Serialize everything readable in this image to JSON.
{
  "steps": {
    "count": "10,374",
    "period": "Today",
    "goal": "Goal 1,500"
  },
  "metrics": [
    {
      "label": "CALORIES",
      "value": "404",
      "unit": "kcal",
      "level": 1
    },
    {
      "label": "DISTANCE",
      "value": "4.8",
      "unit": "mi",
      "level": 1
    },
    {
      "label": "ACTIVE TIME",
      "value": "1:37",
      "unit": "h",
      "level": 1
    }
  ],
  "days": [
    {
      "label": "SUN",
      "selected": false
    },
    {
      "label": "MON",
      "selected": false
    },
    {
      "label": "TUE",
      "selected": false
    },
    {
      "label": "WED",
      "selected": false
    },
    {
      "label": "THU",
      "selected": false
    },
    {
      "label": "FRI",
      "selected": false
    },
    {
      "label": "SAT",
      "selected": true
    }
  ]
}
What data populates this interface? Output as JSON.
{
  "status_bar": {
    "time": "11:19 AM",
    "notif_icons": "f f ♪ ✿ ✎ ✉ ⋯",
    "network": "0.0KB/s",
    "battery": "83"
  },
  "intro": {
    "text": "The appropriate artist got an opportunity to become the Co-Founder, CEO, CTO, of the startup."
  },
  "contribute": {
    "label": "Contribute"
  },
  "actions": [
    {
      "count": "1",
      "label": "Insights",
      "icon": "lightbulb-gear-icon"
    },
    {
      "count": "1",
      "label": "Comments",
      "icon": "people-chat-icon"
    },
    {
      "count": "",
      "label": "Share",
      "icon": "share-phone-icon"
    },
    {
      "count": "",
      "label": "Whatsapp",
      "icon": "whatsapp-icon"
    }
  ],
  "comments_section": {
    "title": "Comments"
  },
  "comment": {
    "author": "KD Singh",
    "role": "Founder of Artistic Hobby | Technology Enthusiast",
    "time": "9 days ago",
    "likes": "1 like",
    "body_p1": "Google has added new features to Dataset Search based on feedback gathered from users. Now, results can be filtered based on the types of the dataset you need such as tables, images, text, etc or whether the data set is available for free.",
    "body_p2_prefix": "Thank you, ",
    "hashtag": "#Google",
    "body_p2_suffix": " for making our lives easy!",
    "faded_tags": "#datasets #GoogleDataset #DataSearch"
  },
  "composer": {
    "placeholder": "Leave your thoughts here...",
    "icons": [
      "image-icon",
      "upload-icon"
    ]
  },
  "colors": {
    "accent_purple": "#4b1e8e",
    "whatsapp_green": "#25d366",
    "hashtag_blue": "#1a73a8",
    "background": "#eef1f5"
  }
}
____________
* _WORK TO BE COMPLETED_
Set down the listing above in full, please, exactly as it appears.

* _OUTPUT OF THE EXERCISE_
Serialize everything readable in this image to JSON.
{
  "steps": {
    "count": "10,374",
    "period": "Today",
    "goal": "Goal 1,500"
  },
  "metrics": [
    {
      "label": "CALORIES",
      "value": "404",
      "unit": "kcal",
      "level": 1
    },
    {
      "label": "DISTANCE",
      "value": "4.8",
      "unit": "mi",
      "level": 1
    },
    {
      "label": "ACTIVE TIME",
      "value": "1:37",
      "unit": "h",
      "level": 1
    }
  ],
  "days": [
    {
      "label": "SUN",
      "selected": false
    },
    {
      "label": "MON",
      "selected": false
    },
    {
      "label": "TUE",
      "selected": false
    },
    {
      "label": "WED",
      "selected": false
    },
    {
      "label": "THU",
      "selected": false
    },
    {
      "label": "FRI",
      "selected": false
    },
    {
      "label": "SAT",
      "selected": true
    }
  ]
}
What data populates this interface? Output as JSON.
{
  "status_bar": {
    "time": "11:19 AM",
    "notif_icons": "f f ♪ ✿ ✎ ✉ ⋯",
    "network": "0.0KB/s",
    "battery": "83"
  },
  "intro": {
    "text": "The appropriate artist got an opportunity to become the Co-Founder, CEO, CTO, of the startup."
  },
  "contribute": {
    "label": "Contribute"
  },
  "actions": [
    {
      "count": "1",
      "label": "Insights",
      "icon": "lightbulb-gear-icon"
    },
    {
      "count": "1",
      "label": "Comments",
      "icon": "people-chat-icon"
    },
    {
      "count": "",
      "label": "Share",
      "icon": "share-phone-icon"
    },
    {
      "count": "",
      "label": "Whatsapp",
      "icon": "whatsapp-icon"
    }
  ],
  "comments_section": {
    "title": "Comments"
  },
  "comment": {
    "author": "KD Singh",
    "role": "Founder of Artistic Hobby | Technology Enthusiast",
    "time": "9 days ago",
    "likes": "1 like",
    "body_p1": "Google has added new features to Dataset Search based on feedback gathered from users. Now, results can be filtered based on the types of the dataset you need such as tables, images, text, etc or whether the data set is available for free.",
    "body_p2_prefix": "Thank you, ",
    "hashtag": "#Google",
    "body_p2_suffix": " for making our lives easy!",
    "faded_tags": "#datasets #GoogleDataset #DataSearch"
  },
  "composer": {
    "placeholder": "Leave your thoughts here...",
    "icons": [
      "image-icon",
      "upload-icon"
    ]
  },
  "colors": {
    "accent_purple": "#4b1e8e",
    "whatsapp_green": "#25d366",
    "hashtag_blue": "#1a73a8",
    "background": "#eef1f5"
  }
}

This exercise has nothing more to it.